(Records for this exercise)
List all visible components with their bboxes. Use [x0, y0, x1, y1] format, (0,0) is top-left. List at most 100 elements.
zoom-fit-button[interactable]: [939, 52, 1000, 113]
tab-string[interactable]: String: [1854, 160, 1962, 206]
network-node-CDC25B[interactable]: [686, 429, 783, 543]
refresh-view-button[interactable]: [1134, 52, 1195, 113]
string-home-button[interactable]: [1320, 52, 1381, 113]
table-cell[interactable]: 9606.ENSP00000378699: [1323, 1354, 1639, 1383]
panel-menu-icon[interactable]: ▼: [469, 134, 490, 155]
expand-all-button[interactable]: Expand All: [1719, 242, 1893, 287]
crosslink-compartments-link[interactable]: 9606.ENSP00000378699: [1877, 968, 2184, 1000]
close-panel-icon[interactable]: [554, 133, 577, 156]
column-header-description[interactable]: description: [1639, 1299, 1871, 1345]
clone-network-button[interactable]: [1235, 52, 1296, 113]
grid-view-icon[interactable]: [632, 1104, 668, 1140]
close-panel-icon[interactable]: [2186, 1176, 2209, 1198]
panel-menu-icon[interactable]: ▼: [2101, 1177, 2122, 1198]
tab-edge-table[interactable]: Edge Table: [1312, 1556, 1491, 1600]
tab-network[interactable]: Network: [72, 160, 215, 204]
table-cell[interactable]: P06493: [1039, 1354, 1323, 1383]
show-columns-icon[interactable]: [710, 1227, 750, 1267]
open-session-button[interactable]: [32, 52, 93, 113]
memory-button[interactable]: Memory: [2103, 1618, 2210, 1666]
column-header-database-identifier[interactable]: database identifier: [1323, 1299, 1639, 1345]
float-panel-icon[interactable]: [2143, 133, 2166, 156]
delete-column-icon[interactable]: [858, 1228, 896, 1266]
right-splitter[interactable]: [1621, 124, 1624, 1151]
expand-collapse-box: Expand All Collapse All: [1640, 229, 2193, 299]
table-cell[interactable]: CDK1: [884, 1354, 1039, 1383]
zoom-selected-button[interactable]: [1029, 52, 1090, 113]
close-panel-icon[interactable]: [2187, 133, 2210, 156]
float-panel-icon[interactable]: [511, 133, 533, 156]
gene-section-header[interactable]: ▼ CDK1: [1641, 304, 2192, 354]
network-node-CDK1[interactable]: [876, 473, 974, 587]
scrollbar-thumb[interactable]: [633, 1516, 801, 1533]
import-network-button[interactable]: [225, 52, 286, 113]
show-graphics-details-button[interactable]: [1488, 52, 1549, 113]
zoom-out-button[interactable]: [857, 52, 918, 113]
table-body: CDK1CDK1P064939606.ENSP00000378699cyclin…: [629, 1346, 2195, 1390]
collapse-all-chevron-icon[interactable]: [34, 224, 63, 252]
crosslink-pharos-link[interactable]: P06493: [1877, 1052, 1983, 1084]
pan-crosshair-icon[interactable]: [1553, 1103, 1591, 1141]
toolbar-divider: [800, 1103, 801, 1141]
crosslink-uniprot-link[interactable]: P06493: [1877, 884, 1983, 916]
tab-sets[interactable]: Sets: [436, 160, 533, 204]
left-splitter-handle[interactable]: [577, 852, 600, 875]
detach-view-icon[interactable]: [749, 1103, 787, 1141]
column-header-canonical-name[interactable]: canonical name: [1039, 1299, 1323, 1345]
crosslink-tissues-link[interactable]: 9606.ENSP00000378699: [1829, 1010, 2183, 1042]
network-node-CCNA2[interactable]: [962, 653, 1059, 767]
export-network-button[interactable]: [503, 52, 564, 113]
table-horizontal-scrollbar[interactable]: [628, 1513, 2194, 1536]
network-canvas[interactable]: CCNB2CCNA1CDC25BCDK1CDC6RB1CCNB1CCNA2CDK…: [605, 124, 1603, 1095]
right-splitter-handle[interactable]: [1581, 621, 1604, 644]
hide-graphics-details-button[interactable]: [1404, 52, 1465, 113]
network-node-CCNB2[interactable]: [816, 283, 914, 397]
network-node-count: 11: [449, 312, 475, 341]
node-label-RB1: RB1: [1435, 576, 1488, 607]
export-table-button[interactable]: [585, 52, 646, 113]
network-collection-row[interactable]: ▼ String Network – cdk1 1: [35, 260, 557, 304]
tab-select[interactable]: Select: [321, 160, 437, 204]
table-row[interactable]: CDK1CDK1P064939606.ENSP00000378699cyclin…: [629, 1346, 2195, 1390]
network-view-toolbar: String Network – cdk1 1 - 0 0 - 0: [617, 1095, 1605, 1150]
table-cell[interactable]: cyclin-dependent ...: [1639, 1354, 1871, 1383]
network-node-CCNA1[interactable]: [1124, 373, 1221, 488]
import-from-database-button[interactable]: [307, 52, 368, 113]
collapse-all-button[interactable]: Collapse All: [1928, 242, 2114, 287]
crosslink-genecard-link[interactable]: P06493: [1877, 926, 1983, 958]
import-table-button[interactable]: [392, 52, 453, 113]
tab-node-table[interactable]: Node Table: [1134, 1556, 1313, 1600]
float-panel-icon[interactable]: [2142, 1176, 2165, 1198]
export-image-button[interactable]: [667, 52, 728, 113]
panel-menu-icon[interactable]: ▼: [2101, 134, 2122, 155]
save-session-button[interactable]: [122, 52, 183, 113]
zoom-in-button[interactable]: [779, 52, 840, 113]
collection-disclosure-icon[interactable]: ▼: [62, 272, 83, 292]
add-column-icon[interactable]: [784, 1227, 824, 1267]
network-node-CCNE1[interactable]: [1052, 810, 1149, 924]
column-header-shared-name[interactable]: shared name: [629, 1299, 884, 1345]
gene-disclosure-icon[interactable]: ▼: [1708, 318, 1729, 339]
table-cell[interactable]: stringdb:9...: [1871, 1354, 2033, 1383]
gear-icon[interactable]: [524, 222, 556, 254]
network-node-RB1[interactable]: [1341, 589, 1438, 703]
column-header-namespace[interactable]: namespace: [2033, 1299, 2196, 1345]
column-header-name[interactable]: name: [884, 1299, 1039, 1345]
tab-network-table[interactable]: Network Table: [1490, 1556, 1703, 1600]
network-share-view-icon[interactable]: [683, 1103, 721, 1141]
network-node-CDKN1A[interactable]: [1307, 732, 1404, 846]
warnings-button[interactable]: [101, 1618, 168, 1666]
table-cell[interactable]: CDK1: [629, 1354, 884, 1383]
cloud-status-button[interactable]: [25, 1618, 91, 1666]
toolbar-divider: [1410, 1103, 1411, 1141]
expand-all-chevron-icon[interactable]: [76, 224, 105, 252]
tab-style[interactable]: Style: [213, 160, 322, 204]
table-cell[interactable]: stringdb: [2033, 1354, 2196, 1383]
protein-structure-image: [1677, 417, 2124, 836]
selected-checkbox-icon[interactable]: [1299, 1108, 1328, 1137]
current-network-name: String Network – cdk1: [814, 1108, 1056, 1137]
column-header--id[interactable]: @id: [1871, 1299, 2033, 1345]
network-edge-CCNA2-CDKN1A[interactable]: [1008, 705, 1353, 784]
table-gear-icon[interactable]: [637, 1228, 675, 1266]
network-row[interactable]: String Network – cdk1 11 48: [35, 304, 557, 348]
(End Records for this exercise)
• Work instructions: Once you have read the records above, write them out again exactly.

• Finished exercise:
List all visible components with their bboxes. Use [x0, y0, x1, y1] format, (0,0) is top-left. List at most 100 elements.
zoom-fit-button[interactable]: [939, 52, 1000, 113]
tab-string[interactable]: String: [1854, 160, 1962, 206]
network-node-CDC25B[interactable]: [686, 429, 783, 543]
refresh-view-button[interactable]: [1134, 52, 1195, 113]
string-home-button[interactable]: [1320, 52, 1381, 113]
table-cell[interactable]: 9606.ENSP00000378699: [1323, 1354, 1639, 1383]
panel-menu-icon[interactable]: ▼: [469, 134, 490, 155]
expand-all-button[interactable]: Expand All: [1719, 242, 1893, 287]
crosslink-compartments-link[interactable]: 9606.ENSP00000378699: [1877, 968, 2184, 1000]
close-panel-icon[interactable]: [554, 133, 577, 156]
column-header-description[interactable]: description: [1639, 1299, 1871, 1345]
clone-network-button[interactable]: [1235, 52, 1296, 113]
grid-view-icon[interactable]: [632, 1104, 668, 1140]
close-panel-icon[interactable]: [2186, 1176, 2209, 1198]
panel-menu-icon[interactable]: ▼: [2101, 1177, 2122, 1198]
tab-edge-table[interactable]: Edge Table: [1312, 1556, 1491, 1600]
tab-network[interactable]: Network: [72, 160, 215, 204]
table-cell[interactable]: P06493: [1039, 1354, 1323, 1383]
show-columns-icon[interactable]: [710, 1227, 750, 1267]
open-session-button[interactable]: [32, 52, 93, 113]
memory-button[interactable]: Memory: [2103, 1618, 2210, 1666]
column-header-database-identifier[interactable]: database identifier: [1323, 1299, 1639, 1345]
float-panel-icon[interactable]: [2143, 133, 2166, 156]
delete-column-icon[interactable]: [858, 1228, 896, 1266]
right-splitter[interactable]: [1621, 124, 1624, 1151]
expand-collapse-box: Expand All Collapse All: [1640, 229, 2193, 299]
table-cell[interactable]: CDK1: [884, 1354, 1039, 1383]
zoom-selected-button[interactable]: [1029, 52, 1090, 113]
close-panel-icon[interactable]: [2187, 133, 2210, 156]
float-panel-icon[interactable]: [511, 133, 533, 156]
gene-section-header[interactable]: ▼ CDK1: [1641, 304, 2192, 354]
network-node-CDK1[interactable]: [876, 473, 974, 587]
scrollbar-thumb[interactable]: [633, 1516, 801, 1533]
import-network-button[interactable]: [225, 52, 286, 113]
show-graphics-details-button[interactable]: [1488, 52, 1549, 113]
zoom-out-button[interactable]: [857, 52, 918, 113]
table-body: CDK1CDK1P064939606.ENSP00000378699cyclin…: [629, 1346, 2195, 1390]
collapse-all-chevron-icon[interactable]: [34, 224, 63, 252]
crosslink-pharos-link[interactable]: P06493: [1877, 1052, 1983, 1084]
pan-crosshair-icon[interactable]: [1553, 1103, 1591, 1141]
toolbar-divider: [800, 1103, 801, 1141]
crosslink-uniprot-link[interactable]: P06493: [1877, 884, 1983, 916]
tab-sets[interactable]: Sets: [436, 160, 533, 204]
left-splitter-handle[interactable]: [577, 852, 600, 875]
detach-view-icon[interactable]: [749, 1103, 787, 1141]
column-header-canonical-name[interactable]: canonical name: [1039, 1299, 1323, 1345]
crosslink-tissues-link[interactable]: 9606.ENSP00000378699: [1829, 1010, 2183, 1042]
network-node-CCNA2[interactable]: [962, 653, 1059, 767]
export-network-button[interactable]: [503, 52, 564, 113]
table-horizontal-scrollbar[interactable]: [628, 1513, 2194, 1536]
network-canvas[interactable]: CCNB2CCNA1CDC25BCDK1CDC6RB1CCNB1CCNA2CDK…: [605, 124, 1603, 1095]
right-splitter-handle[interactable]: [1581, 621, 1604, 644]
hide-graphics-details-button[interactable]: [1404, 52, 1465, 113]
network-node-CCNB2[interactable]: [816, 283, 914, 397]
network-node-count: 11: [449, 312, 475, 341]
node-label-RB1: RB1: [1435, 576, 1488, 607]
export-table-button[interactable]: [585, 52, 646, 113]
network-collection-row[interactable]: ▼ String Network – cdk1 1: [35, 260, 557, 304]
tab-select[interactable]: Select: [321, 160, 437, 204]
table-row[interactable]: CDK1CDK1P064939606.ENSP00000378699cyclin…: [629, 1346, 2195, 1390]
network-view-toolbar: String Network – cdk1 1 - 0 0 - 0: [617, 1095, 1605, 1150]
table-cell[interactable]: cyclin-dependent ...: [1639, 1354, 1871, 1383]
network-node-CCNA1[interactable]: [1124, 373, 1221, 488]
import-from-database-button[interactable]: [307, 52, 368, 113]
collapse-all-button[interactable]: Collapse All: [1928, 242, 2114, 287]
crosslink-genecard-link[interactable]: P06493: [1877, 926, 1983, 958]
import-table-button[interactable]: [392, 52, 453, 113]
tab-node-table[interactable]: Node Table: [1134, 1556, 1313, 1600]
float-panel-icon[interactable]: [2142, 1176, 2165, 1198]
export-image-button[interactable]: [667, 52, 728, 113]
panel-menu-icon[interactable]: ▼: [2101, 134, 2122, 155]
save-session-button[interactable]: [122, 52, 183, 113]
zoom-in-button[interactable]: [779, 52, 840, 113]
collection-disclosure-icon[interactable]: ▼: [62, 272, 83, 292]
add-column-icon[interactable]: [784, 1227, 824, 1267]
network-node-CCNE1[interactable]: [1052, 810, 1149, 924]
column-header-shared-name[interactable]: shared name: [629, 1299, 884, 1345]
gene-disclosure-icon[interactable]: ▼: [1708, 318, 1729, 339]
table-cell[interactable]: stringdb:9...: [1871, 1354, 2033, 1383]
gear-icon[interactable]: [524, 222, 556, 254]
network-node-RB1[interactable]: [1341, 589, 1438, 703]
column-header-namespace[interactable]: namespace: [2033, 1299, 2196, 1345]
column-header-name[interactable]: name: [884, 1299, 1039, 1345]
tab-network-table[interactable]: Network Table: [1490, 1556, 1703, 1600]
network-share-view-icon[interactable]: [683, 1103, 721, 1141]
network-node-CDKN1A[interactable]: [1307, 732, 1404, 846]
warnings-button[interactable]: [101, 1618, 168, 1666]
table-cell[interactable]: CDK1: [629, 1354, 884, 1383]
cloud-status-button[interactable]: [25, 1618, 91, 1666]
toolbar-divider: [1410, 1103, 1411, 1141]
expand-all-chevron-icon[interactable]: [76, 224, 105, 252]
tab-style[interactable]: Style: [213, 160, 322, 204]
table-cell[interactable]: stringdb: [2033, 1354, 2196, 1383]
protein-structure-image: [1677, 417, 2124, 836]
selected-checkbox-icon[interactable]: [1299, 1108, 1328, 1137]
current-network-name: String Network – cdk1: [814, 1108, 1056, 1137]
column-header--id[interactable]: @id: [1871, 1299, 2033, 1345]
network-edge-CCNA2-CDKN1A[interactable]: [1008, 705, 1353, 784]
table-gear-icon[interactable]: [637, 1228, 675, 1266]
network-row[interactable]: String Network – cdk1 11 48: [35, 304, 557, 348]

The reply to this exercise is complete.